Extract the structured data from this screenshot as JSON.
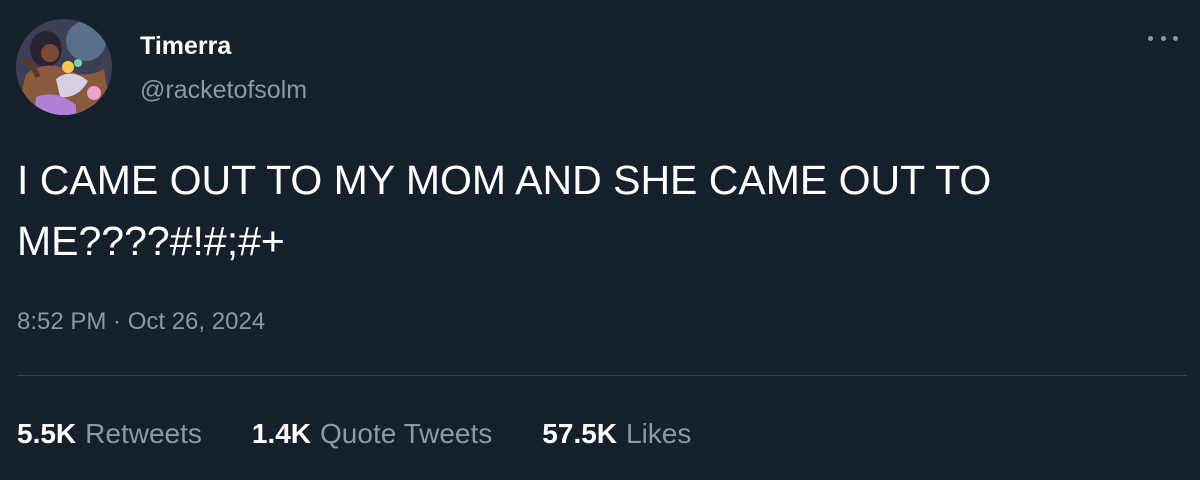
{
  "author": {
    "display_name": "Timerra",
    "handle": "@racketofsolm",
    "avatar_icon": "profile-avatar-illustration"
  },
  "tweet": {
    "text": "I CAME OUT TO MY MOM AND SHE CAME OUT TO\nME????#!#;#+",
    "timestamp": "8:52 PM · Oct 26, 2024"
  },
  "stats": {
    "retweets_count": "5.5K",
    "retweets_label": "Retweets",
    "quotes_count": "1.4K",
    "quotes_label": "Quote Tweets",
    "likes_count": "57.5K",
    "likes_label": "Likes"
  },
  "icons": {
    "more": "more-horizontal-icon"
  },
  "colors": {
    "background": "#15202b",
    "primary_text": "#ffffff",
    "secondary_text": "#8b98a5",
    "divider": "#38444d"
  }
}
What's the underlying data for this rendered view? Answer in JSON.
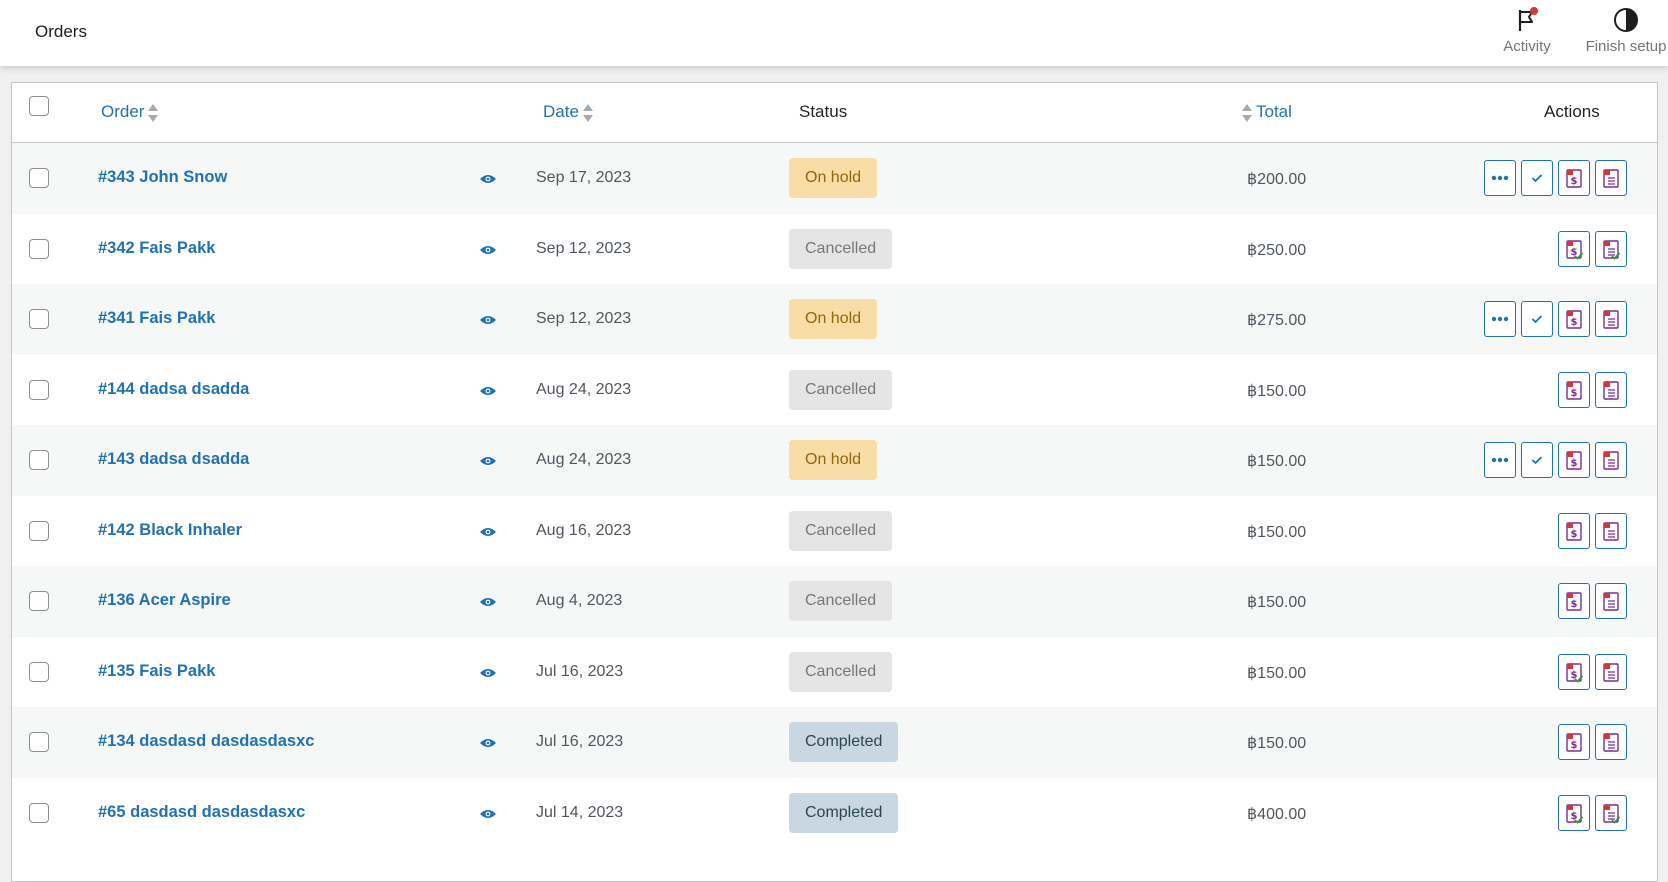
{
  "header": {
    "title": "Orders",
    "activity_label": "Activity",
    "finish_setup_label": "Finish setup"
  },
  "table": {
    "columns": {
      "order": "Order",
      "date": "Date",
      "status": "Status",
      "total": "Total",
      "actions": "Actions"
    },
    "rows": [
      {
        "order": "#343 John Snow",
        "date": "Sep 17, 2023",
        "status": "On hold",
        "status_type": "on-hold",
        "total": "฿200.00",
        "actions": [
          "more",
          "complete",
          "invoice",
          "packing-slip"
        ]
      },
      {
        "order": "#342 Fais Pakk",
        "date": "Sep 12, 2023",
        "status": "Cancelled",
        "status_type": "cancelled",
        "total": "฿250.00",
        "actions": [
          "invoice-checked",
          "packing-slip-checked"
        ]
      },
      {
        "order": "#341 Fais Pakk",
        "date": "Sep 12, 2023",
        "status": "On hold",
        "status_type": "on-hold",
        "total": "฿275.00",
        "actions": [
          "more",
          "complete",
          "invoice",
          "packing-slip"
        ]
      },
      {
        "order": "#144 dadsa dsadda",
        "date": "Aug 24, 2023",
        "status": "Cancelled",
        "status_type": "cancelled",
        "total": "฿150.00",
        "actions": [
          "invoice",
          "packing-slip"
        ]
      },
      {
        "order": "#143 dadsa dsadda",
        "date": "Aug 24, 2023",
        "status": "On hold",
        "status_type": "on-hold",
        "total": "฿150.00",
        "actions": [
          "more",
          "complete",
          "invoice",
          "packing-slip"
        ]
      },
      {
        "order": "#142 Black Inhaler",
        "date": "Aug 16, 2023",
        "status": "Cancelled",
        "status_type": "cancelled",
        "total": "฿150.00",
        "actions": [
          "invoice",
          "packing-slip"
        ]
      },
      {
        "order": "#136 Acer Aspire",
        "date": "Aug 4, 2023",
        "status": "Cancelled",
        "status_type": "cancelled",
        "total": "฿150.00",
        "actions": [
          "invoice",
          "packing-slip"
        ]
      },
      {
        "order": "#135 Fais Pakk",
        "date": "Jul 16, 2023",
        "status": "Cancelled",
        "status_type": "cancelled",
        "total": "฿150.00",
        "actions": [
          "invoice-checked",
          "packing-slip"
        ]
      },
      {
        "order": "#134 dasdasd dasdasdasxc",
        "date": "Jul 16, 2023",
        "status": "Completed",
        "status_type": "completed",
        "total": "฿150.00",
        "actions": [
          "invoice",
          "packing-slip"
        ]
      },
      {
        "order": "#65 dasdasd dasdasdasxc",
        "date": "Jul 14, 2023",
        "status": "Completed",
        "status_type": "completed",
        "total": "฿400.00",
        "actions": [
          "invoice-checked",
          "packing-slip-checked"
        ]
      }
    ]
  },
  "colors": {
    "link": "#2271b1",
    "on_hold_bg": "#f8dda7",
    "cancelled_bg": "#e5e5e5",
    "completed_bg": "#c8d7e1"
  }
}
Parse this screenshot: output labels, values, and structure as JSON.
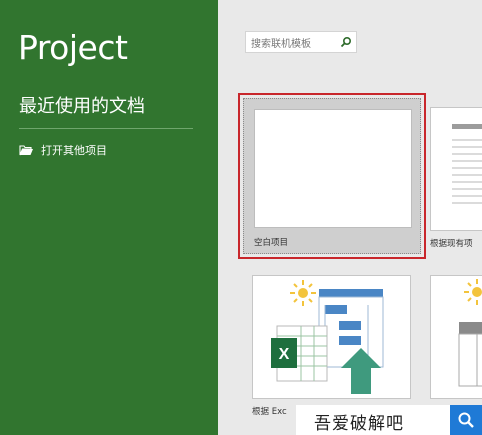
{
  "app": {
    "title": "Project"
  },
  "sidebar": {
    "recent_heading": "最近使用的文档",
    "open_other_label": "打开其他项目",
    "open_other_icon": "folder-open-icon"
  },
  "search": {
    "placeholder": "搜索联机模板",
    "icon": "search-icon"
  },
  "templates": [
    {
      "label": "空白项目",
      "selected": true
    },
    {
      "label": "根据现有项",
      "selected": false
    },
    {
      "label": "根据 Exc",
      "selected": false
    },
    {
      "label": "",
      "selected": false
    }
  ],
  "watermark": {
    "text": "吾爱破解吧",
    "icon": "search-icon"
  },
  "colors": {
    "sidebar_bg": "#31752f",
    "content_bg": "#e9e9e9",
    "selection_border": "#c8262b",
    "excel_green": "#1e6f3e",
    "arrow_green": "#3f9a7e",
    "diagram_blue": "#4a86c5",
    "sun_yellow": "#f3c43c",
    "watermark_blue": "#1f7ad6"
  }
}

### Work to be completed
Collect the lines of the data that carry the word "Pakk".

### Written solution
        "order": "#342 Fais Pakk",
        "order": "#341 Fais Pakk",
        "order": "#135 Fais Pakk",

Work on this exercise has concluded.